Your task is to extract every line from the material below exactly.

MATERIAL PROVIDED:
- - -
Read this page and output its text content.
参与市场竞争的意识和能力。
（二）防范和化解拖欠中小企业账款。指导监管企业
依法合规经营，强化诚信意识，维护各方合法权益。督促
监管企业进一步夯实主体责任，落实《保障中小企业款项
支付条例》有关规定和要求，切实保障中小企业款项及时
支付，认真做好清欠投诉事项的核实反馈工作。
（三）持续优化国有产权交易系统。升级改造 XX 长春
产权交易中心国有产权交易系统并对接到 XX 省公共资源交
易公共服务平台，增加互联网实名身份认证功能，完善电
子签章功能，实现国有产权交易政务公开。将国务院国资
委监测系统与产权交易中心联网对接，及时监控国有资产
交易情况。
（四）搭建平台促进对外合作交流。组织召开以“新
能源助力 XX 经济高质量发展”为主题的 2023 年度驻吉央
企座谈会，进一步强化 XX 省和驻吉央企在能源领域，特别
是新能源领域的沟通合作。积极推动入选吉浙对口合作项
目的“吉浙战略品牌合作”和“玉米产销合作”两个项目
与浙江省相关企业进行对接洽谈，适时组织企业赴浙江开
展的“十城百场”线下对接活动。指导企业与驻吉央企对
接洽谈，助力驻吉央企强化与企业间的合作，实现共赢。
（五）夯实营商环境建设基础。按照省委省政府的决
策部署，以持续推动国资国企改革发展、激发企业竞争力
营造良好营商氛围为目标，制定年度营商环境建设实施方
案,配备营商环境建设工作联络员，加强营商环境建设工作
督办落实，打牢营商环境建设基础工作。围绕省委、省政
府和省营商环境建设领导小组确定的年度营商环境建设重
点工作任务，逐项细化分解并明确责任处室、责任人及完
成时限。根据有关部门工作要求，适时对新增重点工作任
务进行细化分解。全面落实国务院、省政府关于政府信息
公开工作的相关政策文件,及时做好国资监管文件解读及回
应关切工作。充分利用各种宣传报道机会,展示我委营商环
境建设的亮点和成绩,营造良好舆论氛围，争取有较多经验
- - -
OUTPUT FOR THIS TASK:
Read this page and output its text content.
参与市场竞争的意识和能力。
（二）防范和化解拖欠中小企业账款。指导监管企业
依法合规经营，强化诚信意识，维护各方合法权益。督促
监管企业进一步夯实主体责任，落实《保障中小企业款项
支付条例》有关规定和要求，切实保障中小企业款项及时
支付，认真做好清欠投诉事项的核实反馈工作。
（三）持续优化国有产权交易系统。升级改造 XX 长春
产权交易中心国有产权交易系统并对接到 XX 省公共资源交
易公共服务平台，增加互联网实名身份认证功能，完善电
子签章功能，实现国有产权交易政务公开。将国务院国资
委监测系统与产权交易中心联网对接，及时监控国有资产
交易情况。
（四）搭建平台促进对外合作交流。组织召开以“新
能源助力 XX 经济高质量发展”为主题的 2023 年度驻吉央
企座谈会，进一步强化 XX 省和驻吉央企在能源领域，特别
是新能源领域的沟通合作。积极推动入选吉浙对口合作项
目的“吉浙战略品牌合作”和“玉米产销合作”两个项目
与浙江省相关企业进行对接洽谈，适时组织企业赴浙江开
展的“十城百场”线下对接活动。指导企业与驻吉央企对
接洽谈，助力驻吉央企强化与企业间的合作，实现共赢。
（五）夯实营商环境建设基础。按照省委省政府的决
策部署，以持续推动国资国企改革发展、激发企业竞争力
营造良好营商氛围为目标，制定年度营商环境建设实施方
案,配备营商环境建设工作联络员，加强营商环境建设工作
督办落实，打牢营商环境建设基础工作。围绕省委、省政
府和省营商环境建设领导小组确定的年度营商环境建设重
点工作任务，逐项细化分解并明确责任处室、责任人及完
成时限。根据有关部门工作要求，适时对新增重点工作任
务进行细化分解。全面落实国务院、省政府关于政府信息
公开工作的相关政策文件,及时做好国资监管文件解读及回
应关切工作。充分利用各种宣传报道机会,展示我委营商环
境建设的亮点和成绩,营造良好舆论氛围，争取有较多经验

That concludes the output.